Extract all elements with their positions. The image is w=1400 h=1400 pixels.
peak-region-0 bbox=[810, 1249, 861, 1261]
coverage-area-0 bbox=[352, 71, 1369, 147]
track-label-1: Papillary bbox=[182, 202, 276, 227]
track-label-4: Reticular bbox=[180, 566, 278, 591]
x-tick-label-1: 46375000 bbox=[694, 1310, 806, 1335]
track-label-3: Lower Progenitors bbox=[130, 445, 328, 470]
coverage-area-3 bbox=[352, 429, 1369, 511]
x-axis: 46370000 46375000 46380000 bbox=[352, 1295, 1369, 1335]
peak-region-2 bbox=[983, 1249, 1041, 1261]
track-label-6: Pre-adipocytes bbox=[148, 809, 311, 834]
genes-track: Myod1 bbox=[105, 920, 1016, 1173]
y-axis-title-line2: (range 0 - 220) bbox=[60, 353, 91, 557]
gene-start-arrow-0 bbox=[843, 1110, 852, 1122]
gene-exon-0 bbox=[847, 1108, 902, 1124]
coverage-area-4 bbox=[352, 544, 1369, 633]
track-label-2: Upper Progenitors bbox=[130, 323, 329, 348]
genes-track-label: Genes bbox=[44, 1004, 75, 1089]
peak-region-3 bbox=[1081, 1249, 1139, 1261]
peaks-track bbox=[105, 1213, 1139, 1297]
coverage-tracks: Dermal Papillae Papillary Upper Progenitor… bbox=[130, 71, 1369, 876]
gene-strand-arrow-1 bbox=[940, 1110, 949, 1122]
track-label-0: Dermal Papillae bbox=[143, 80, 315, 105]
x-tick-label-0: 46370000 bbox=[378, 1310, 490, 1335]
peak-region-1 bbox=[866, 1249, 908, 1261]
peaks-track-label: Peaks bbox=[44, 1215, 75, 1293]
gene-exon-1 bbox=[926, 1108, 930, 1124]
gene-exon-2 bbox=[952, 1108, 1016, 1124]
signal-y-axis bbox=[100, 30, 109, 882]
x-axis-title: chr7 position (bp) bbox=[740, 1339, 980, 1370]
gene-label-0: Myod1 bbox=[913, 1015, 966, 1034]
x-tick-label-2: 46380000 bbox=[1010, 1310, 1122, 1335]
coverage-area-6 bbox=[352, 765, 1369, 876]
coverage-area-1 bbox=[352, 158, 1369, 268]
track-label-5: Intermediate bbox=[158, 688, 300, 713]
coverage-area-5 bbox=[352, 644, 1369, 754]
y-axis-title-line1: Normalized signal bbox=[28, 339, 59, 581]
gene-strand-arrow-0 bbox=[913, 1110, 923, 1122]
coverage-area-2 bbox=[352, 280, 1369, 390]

■ ■ ■ ■ ■

Assignment ->
Copy all lines of the preceding data that hold the word "title".

Result of this task ->
y-axis-title-line2: (range 0 - 220) bbox=[60, 353, 91, 557]
x-axis-title: chr7 position (bp) bbox=[740, 1339, 980, 1370]
y-axis-title-line1: Normalized signal bbox=[28, 339, 59, 581]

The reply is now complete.